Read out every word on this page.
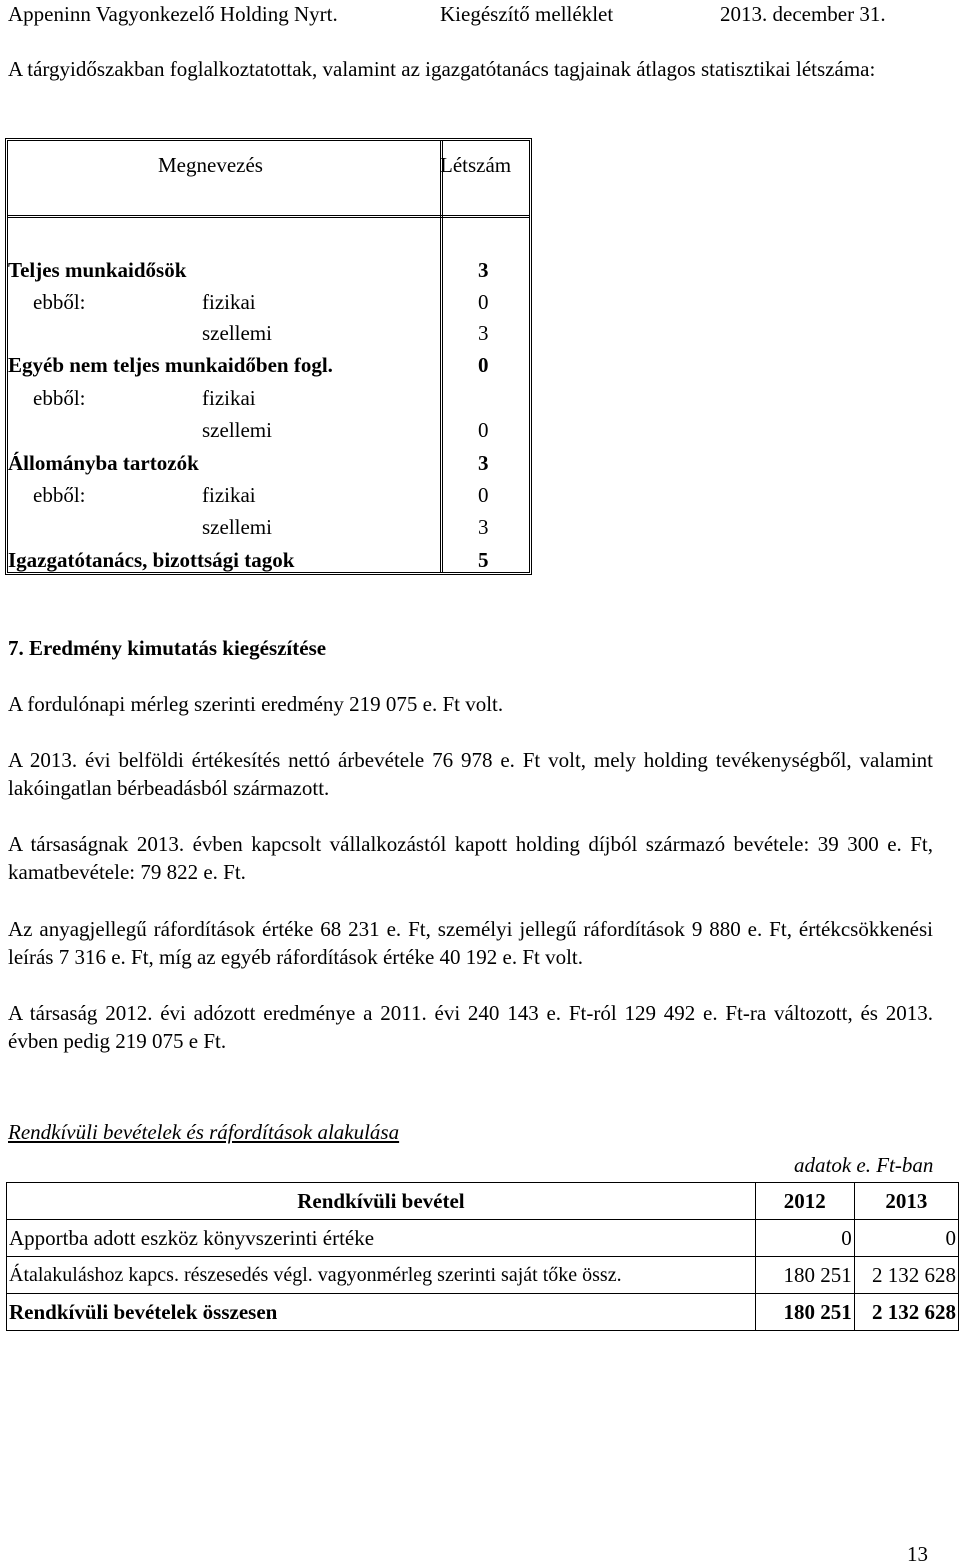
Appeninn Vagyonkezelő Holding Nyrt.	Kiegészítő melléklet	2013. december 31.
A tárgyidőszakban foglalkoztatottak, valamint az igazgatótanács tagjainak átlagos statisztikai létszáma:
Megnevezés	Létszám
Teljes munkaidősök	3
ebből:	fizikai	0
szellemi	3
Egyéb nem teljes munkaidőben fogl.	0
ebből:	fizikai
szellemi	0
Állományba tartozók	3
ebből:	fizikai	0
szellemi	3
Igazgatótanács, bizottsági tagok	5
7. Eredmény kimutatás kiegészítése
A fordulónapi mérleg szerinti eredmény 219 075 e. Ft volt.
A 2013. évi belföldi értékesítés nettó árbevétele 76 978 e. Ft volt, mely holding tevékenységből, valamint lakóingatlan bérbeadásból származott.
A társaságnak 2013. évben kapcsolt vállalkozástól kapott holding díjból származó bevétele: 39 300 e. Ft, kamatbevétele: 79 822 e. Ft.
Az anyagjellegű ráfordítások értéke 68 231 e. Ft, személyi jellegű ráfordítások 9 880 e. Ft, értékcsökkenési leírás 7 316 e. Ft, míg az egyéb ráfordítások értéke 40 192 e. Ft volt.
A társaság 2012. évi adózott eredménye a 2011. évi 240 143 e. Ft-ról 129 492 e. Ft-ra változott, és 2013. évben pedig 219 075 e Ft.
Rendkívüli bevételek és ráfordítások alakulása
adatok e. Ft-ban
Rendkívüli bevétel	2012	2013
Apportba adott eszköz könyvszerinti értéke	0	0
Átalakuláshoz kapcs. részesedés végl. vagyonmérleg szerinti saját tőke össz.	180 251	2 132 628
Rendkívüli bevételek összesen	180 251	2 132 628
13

* * * * * * *

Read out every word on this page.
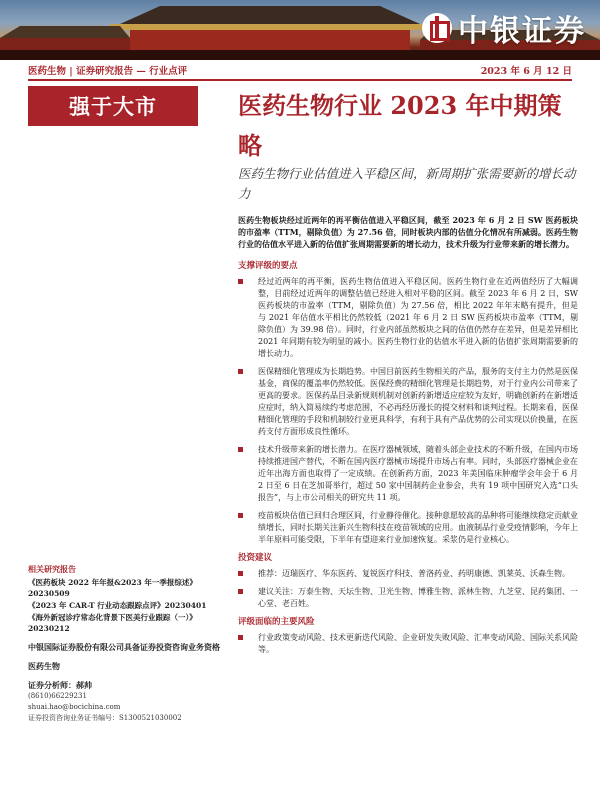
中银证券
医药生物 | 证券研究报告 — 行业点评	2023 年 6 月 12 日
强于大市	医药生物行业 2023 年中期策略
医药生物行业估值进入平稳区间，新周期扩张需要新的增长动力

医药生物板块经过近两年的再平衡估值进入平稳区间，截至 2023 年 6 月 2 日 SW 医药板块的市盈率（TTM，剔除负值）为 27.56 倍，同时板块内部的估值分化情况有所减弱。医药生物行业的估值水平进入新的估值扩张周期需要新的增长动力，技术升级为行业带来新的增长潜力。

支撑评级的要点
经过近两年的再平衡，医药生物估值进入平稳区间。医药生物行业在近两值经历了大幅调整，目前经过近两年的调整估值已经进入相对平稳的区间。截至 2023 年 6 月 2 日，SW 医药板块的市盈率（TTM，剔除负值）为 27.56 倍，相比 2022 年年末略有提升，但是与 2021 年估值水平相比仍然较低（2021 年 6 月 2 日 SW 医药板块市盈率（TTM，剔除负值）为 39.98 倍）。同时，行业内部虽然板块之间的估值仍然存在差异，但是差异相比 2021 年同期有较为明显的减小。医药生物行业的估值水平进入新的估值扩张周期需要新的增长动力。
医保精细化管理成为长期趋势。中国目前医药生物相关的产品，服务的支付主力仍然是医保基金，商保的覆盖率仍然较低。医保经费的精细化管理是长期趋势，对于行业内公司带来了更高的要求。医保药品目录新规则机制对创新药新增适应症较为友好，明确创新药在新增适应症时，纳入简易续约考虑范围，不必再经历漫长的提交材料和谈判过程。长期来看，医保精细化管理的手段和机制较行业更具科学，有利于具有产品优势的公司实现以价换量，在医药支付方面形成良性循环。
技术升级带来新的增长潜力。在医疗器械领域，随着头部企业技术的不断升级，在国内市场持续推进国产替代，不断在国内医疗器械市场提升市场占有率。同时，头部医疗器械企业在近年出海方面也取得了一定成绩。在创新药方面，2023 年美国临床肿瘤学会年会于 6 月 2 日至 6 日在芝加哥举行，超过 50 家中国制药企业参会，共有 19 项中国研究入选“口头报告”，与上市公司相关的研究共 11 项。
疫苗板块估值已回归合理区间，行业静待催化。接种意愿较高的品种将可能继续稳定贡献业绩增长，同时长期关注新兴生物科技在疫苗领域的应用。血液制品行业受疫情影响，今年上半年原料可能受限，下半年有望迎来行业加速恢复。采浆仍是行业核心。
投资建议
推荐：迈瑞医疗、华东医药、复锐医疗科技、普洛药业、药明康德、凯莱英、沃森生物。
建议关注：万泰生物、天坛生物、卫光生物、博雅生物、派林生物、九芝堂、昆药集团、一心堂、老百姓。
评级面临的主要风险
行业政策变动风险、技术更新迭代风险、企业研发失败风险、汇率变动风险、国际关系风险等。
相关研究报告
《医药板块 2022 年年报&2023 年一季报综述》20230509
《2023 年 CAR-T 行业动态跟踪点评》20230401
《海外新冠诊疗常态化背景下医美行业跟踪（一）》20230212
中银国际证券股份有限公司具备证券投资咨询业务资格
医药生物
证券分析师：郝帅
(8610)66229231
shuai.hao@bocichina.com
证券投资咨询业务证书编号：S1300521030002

* * * * * * *

> **EXERCISE**
Lines holding the word "valamint" should be counted across the entries; state only how many there are.

> **RESULT**
2